:: DIRECTIONS ::
Where the word "with" occurs in a line, return that line.

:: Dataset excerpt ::

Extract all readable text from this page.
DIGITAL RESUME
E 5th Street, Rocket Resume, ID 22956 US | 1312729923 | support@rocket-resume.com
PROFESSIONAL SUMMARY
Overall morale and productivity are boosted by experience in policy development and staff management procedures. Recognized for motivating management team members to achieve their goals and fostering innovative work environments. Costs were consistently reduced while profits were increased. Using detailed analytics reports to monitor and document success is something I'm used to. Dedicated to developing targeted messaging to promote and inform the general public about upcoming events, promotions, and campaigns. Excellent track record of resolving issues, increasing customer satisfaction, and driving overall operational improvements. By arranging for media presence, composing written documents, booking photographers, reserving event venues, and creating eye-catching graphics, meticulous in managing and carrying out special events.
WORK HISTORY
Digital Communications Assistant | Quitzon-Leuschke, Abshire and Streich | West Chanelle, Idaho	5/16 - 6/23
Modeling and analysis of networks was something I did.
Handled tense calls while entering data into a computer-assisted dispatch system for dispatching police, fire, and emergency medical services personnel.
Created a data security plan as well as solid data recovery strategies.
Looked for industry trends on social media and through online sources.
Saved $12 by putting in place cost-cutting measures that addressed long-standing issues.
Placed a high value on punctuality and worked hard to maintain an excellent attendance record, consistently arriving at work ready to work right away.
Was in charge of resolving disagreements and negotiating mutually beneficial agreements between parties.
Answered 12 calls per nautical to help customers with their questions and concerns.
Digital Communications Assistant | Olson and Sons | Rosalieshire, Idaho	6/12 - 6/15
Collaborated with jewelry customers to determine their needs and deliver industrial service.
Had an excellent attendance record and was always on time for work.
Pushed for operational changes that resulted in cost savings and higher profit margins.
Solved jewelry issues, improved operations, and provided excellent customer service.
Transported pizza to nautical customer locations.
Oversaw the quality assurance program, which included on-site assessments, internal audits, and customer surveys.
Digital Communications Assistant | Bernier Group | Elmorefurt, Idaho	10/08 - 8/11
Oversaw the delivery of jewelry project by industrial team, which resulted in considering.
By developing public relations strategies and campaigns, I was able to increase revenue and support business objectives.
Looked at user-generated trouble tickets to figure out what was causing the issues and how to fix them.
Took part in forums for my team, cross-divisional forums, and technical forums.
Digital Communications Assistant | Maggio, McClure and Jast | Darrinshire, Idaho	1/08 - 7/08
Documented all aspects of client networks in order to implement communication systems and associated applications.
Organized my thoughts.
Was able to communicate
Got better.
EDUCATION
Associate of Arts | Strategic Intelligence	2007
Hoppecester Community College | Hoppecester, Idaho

:: TASK RESULT ::
Answered 12 calls per nautical to help customers with their questions and concerns.
Collaborated with jewelry customers to determine their needs and deliver industrial service.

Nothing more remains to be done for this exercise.